**Metin Bölümü:**
#####

Bu hüküm aynı Kanunun 24 ve müteakip maddelerinde düzenlenen iptal davalarına ilişkin hükümler çerçevesinde iptal davası açılması halinde iptale konu malların elden çıkarılmasını önlemek amacıyla düzenlenmiş olup, bu bent uyarınca tatbik edilen ihtiyati haciz, ihtiyati tedbir niteliği taşımaktadır.
İptal davası açılabilmesi için gerekli koşulların varlığı halinde durumun alacaklı amme idarelerinin dava açmaya yetkili birimlerine bildirilmesi ve davanın açılması halinde söz konusu bent hükmüne göre ihtiyati haciz kararı alınması mümkündür. İhtiyati haciz kararı üzerine, iptal davasına konu mal üzerine ihtiyati haciz tatbik edilecek, söz konusu mal elden çıkarılmış ise elden çıkaranın diğer malları üzerine ihtiyati haciz uygulanacaktır.
Bunun yanı sıra, iptal davasına konu malların iptal davasına taraf olmayan kişilerin mülkiyetine geçmesini önlemek amacıyla açılacak davalarda, ayrıca 1086 sayılı Hukuk Usulü Muhakemeleri Kanununun 101 ve devamı maddelerinde düzenlenen ihtiyati tedbir talebinde de bulunulması gerektiği tabiidir.
9. 6183 sayılı Kanun hükümlerine göre, ihtiyati veya kat’i haczin borçlunun her türlü mal, hak ve alacaklarına tatbik edilmesi mümkün bulunmaktadır.
Ancak, borçlu olan bir şahsın bankalarda bir alacak ve hakkı bulunmamasına rağmen ileride borçlu adına doğacak alacaklar için bankalara haciz veya ihtiyati haciz bildirisi tebliğ edilmesi, haczin “borçlunun mal varlığını hedef tutması” esasına aykırı düşecektir.

#####

**Sağlanan Malzeme:**
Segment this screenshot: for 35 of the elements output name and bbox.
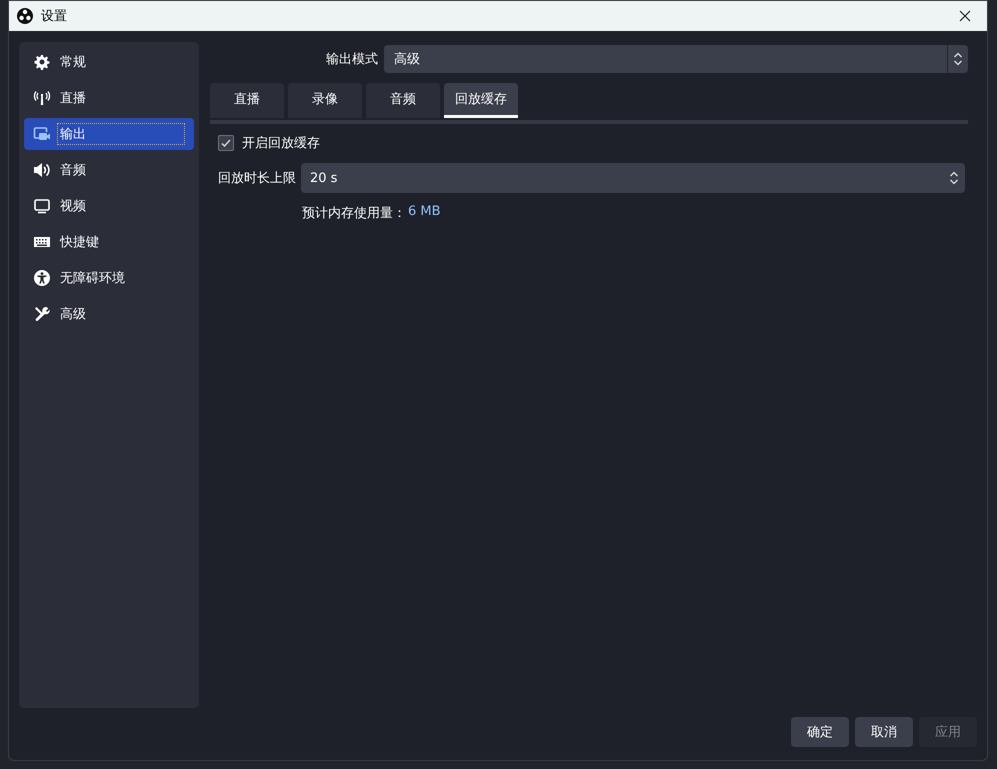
checkbox-label: 开启回放缓存 — [242, 135, 320, 152]
dialog-button[interactable]: 确定 — [791, 717, 849, 747]
up-down-arrows-icon[interactable] — [949, 171, 959, 185]
gear-icon — [34, 54, 50, 70]
dialog-button[interactable]: 取消 — [855, 717, 913, 747]
sidebar-item[interactable]: 音频 — [24, 154, 194, 186]
checkbox[interactable] — [218, 135, 234, 151]
tab[interactable]: 直播 — [210, 83, 284, 118]
tab[interactable]: 音频 — [366, 83, 440, 118]
max-time-label: 回放时长上限 — [218, 170, 296, 187]
sidebar-item[interactable]: 无障碍环境 — [24, 262, 194, 294]
sidebar-item[interactable]: 输出 — [24, 118, 194, 150]
window-title: 设置 — [41, 8, 68, 25]
memory-estimate-label: 预计内存使用量： — [302, 205, 406, 222]
app-logo-icon — [17, 8, 33, 24]
antenna-icon — [33, 90, 51, 106]
max-time-spinbox[interactable]: 20 s — [301, 163, 965, 193]
tab[interactable]: 录像 — [288, 83, 362, 118]
tab[interactable]: 回放缓存 — [444, 83, 518, 118]
up-down-arrows-icon[interactable] — [953, 52, 963, 66]
sidebar-item[interactable]: 高级 — [24, 298, 194, 330]
sidebar-item[interactable]: 直播 — [24, 82, 194, 114]
output-mode-dropdown[interactable]: 高级 — [384, 45, 968, 73]
speaker-icon — [33, 162, 51, 178]
sidebar-item[interactable]: 视频 — [24, 190, 194, 222]
memory-estimate-value: 6 MB — [408, 204, 441, 221]
monitor-icon — [34, 198, 50, 214]
output-mode-label: 输出模式 — [326, 51, 378, 68]
checkmark-icon — [220, 137, 232, 149]
tools-icon — [34, 306, 50, 322]
sidebar-item[interactable]: 快捷键 — [24, 226, 194, 258]
monitor-camera-icon — [33, 126, 51, 142]
keyboard-icon — [33, 235, 51, 249]
accessibility-icon — [34, 270, 50, 286]
sidebar-item[interactable]: 常规 — [24, 46, 194, 78]
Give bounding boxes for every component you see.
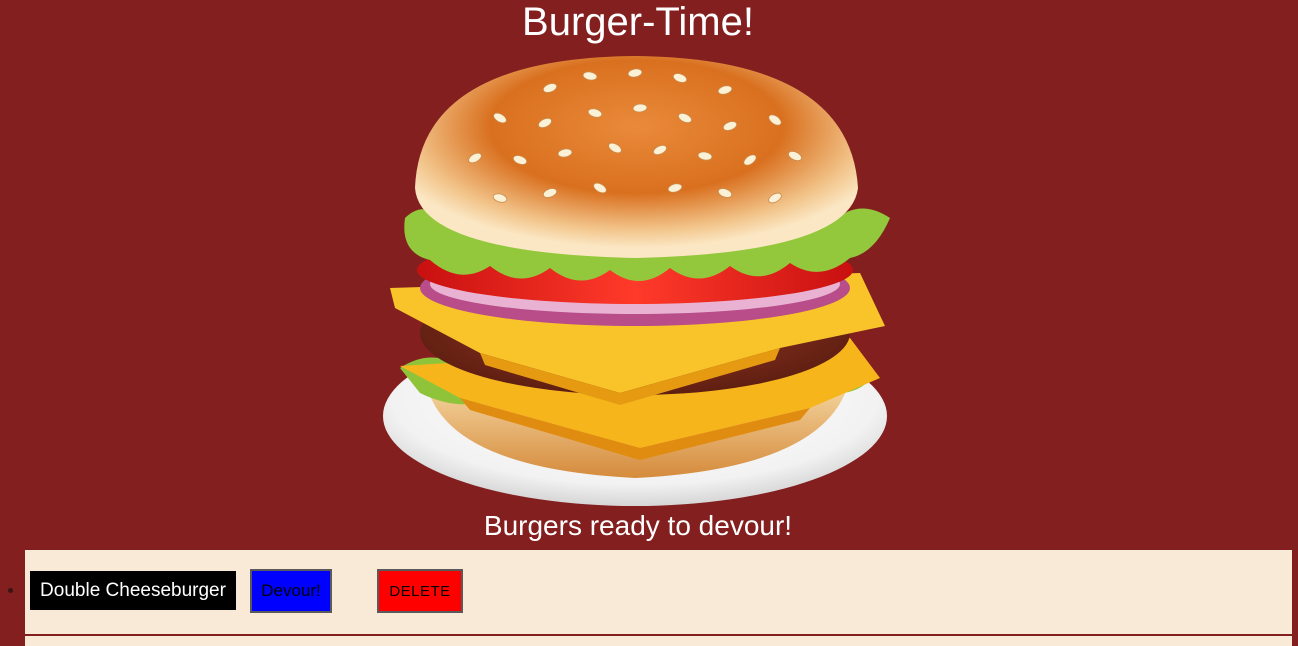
page-title: Burger-Time! <box>522 0 754 44</box>
burger-illustration <box>383 56 890 506</box>
delete-button[interactable]: DELETE <box>377 569 463 613</box>
section-heading: Burgers ready to devour! <box>483 510 793 541</box>
burger-name: Double Cheeseburger <box>30 571 236 610</box>
next-row-edge <box>25 636 1292 646</box>
list-bullet <box>8 588 13 593</box>
burger-row: Double Cheeseburger Devour! DELETE <box>25 550 1292 634</box>
devour-button[interactable]: Devour! <box>250 569 332 613</box>
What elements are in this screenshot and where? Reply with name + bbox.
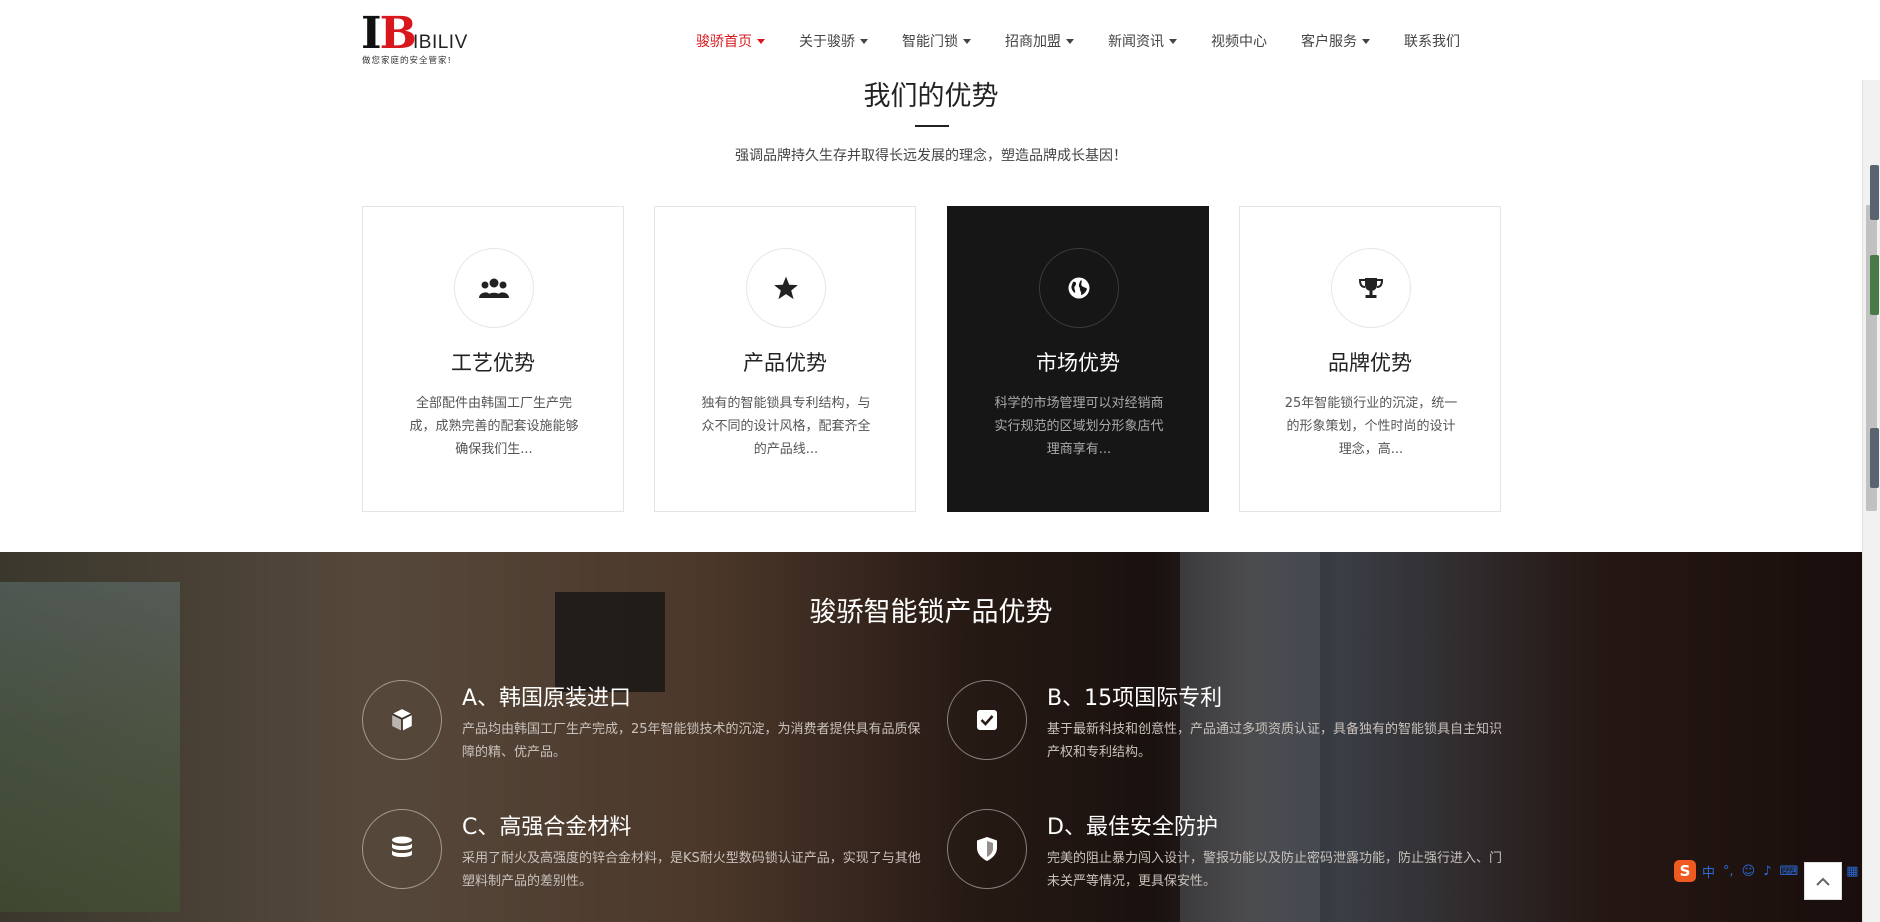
product-advantages-title: 骏骄智能锁产品优势 — [809, 597, 1053, 628]
chevron-down-icon — [860, 38, 868, 44]
page-scrollbar[interactable] — [1862, 0, 1880, 922]
nav-item-home[interactable]: 骏骄首页 — [696, 30, 765, 52]
chevron-down-icon — [1169, 38, 1177, 44]
advantage-card-product[interactable]: 产品优势 独有的智能锁具专利结构，与众不同的设计风格，配套齐全的产品线... — [654, 206, 916, 512]
site-header: IB IBILIV 做您家庭的安全管家! 骏骄首页 关于骏骄 智能门锁 招商加盟… — [0, 0, 1880, 80]
feature-description: 产品均由韩国工厂生产完成，25年智能锁技术的沉淀，为消费者提供具有品质保障的精、… — [462, 722, 921, 760]
card-title: 工艺优势 — [451, 351, 535, 375]
shield-icon — [947, 809, 1027, 889]
logo-tagline: 做您家庭的安全管家! — [362, 56, 452, 66]
side-widget-middle[interactable] — [1870, 255, 1879, 315]
card-title: 市场优势 — [1036, 351, 1120, 375]
nav-label: 新闻资讯 — [1108, 34, 1164, 50]
main-nav: 骏骄首页 关于骏骄 智能门锁 招商加盟 新闻资讯 视频中心 客户服务 联系我们 — [696, 30, 1494, 52]
feature-title: D、最佳安全防护 — [1047, 815, 1218, 840]
logo-mark: IB — [361, 12, 417, 56]
nav-label: 骏骄首页 — [696, 34, 752, 50]
checkbox-icon — [947, 680, 1027, 760]
card-title: 产品优势 — [743, 351, 827, 375]
nav-item-video[interactable]: 视频中心 — [1211, 30, 1267, 52]
advantages-subtitle: 强调品牌持久生存并取得长远发展的理念，塑造品牌成长基因！ — [735, 148, 1127, 164]
feature-title: C、高强合金材料 — [462, 815, 632, 840]
advantage-card-market[interactable]: 市场优势 科学的市场管理可以对经销商实行规范的区域划分形象店代理商享有... — [947, 206, 1209, 512]
microphone-icon[interactable]: ♪ — [1763, 864, 1771, 879]
users-icon — [454, 248, 534, 328]
title-divider — [915, 125, 949, 127]
card-description: 全部配件由韩国工厂生产完成，成熟完善的配套设施能够确保我们生... — [409, 396, 579, 457]
feature-title: B、15项国际专利 — [1047, 686, 1223, 711]
nav-label: 关于骏骄 — [799, 34, 855, 50]
keyboard-icon[interactable]: ⌨ — [1780, 864, 1799, 879]
product-advantages-section: 骏骄智能锁产品优势 A、韩国原装进口 产品均由韩国工厂生产完成，25年智能锁技术… — [0, 552, 1862, 922]
chevron-down-icon — [963, 38, 971, 44]
nav-label: 智能门锁 — [902, 34, 958, 50]
advantage-card-brand[interactable]: 品牌优势 25年智能锁行业的沉淀，统一的形象策划，个性时尚的设计理念，高... — [1239, 206, 1501, 512]
emoji-icon[interactable]: ☺ — [1742, 864, 1756, 879]
nav-item-about[interactable]: 关于骏骄 — [799, 30, 868, 52]
logo-letter-i: I — [361, 8, 382, 59]
nav-item-news[interactable]: 新闻资讯 — [1108, 30, 1177, 52]
card-description: 科学的市场管理可以对经销商实行规范的区域划分形象店代理商享有... — [994, 396, 1164, 457]
chevron-down-icon — [1362, 38, 1370, 44]
grid-menu-icon[interactable]: ▦ — [1846, 864, 1858, 879]
feature-title: A、韩国原装进口 — [462, 686, 632, 711]
nav-item-smart-locks[interactable]: 智能门锁 — [902, 30, 971, 52]
trophy-icon — [1331, 248, 1411, 328]
chevron-down-icon — [1066, 38, 1074, 44]
nav-label: 视频中心 — [1211, 34, 1267, 50]
card-description: 25年智能锁行业的沉淀，统一的形象策划，个性时尚的设计理念，高... — [1284, 396, 1458, 457]
chevron-up-icon — [1816, 877, 1830, 886]
nav-item-contact[interactable]: 联系我们 — [1404, 30, 1460, 52]
cube-icon — [362, 680, 442, 760]
logo-wordmark: IBILIV — [413, 32, 468, 53]
chevron-down-icon — [757, 38, 765, 44]
nav-item-franchise[interactable]: 招商加盟 — [1005, 30, 1074, 52]
logo-letter-b: B — [379, 8, 417, 59]
nav-item-service[interactable]: 客户服务 — [1301, 30, 1370, 52]
advantage-card-craft[interactable]: 工艺优势 全部配件由韩国工厂生产完成，成熟完善的配套设施能够确保我们生... — [362, 206, 624, 512]
ime-punctuation[interactable]: °, — [1723, 864, 1734, 879]
feature-description: 基于最新科技和创意性，产品通过多项资质认证，具备独有的智能锁具自主知识产权和专利… — [1047, 722, 1503, 760]
globe-icon — [1039, 248, 1119, 328]
nav-label: 招商加盟 — [1005, 34, 1061, 50]
nav-label: 客户服务 — [1301, 34, 1357, 50]
ime-logo-icon[interactable]: S — [1674, 860, 1696, 882]
ime-mode-chinese[interactable]: 中 — [1702, 862, 1715, 881]
nav-label: 联系我们 — [1404, 34, 1460, 50]
side-widget-top[interactable] — [1870, 165, 1879, 220]
database-icon — [362, 809, 442, 889]
card-description: 独有的智能锁具专利结构，与众不同的设计风格，配套齐全的产品线... — [701, 396, 871, 457]
site-logo[interactable]: IB IBILIV 做您家庭的安全管家! — [361, 12, 471, 70]
side-widget-bottom[interactable] — [1870, 428, 1879, 488]
feature-description: 完美的阻止暴力闯入设计，警报功能以及防止密码泄露功能，防止强行进入、门未关严等情… — [1047, 851, 1503, 889]
back-to-top-button[interactable] — [1804, 862, 1842, 900]
card-title: 品牌优势 — [1328, 351, 1412, 375]
star-icon — [746, 248, 826, 328]
feature-description: 采用了耐火及高强度的锌合金材料，是KS耐火型数码锁认证产品，实现了与其他塑料制产… — [462, 851, 921, 889]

#####

**Görev Yönergeleri:**
1 > İhtiyati haciz metninden "İptal davası açılabilmesi" ifadesinden "bulunulması gerektiği tabiidir." ifadesine kadar uzanan kısmı aynen çıkarın.
2 > İhtiyati haciz metnine göre, iptal davasına konu mal elden çıkarılmışsa ihtiyati haciz neye uygulanır?

**Görev Yanıtları:**
1 >
İptal davası açılabilmesi için gerekli koşulların varlığı halinde durumun alacaklı amme idarelerinin dava açmaya yetkili birimlerine bildirilmesi ve davanın açılması halinde söz konusu bent hükmüne göre ihtiyati haciz kararı alınması mümkündür. İhtiyati haciz kararı üzerine, iptal davasına konu mal üzerine ihtiyati haciz tatbik edilecek, söz konusu mal elden çıkarılmış ise elden çıkaranın diğer malları üzerine ihtiyati haciz uygulanacaktır.
Bunun yanı sıra, iptal davasına konu malların iptal davasına taraf olmayan kişilerin mülkiyetine geçmesini önlemek amacıyla açılacak davalarda, ayrıca 1086 sayılı Hukuk Usulü Muhakemeleri Kanununun 101 ve devamı maddelerinde düzenlenen ihtiyati tedbir talebinde de bulunulması gerektiği tabiidir.

2 > Malı elden çıkaranın diğer mallarına ihtiyati haciz uygulanır.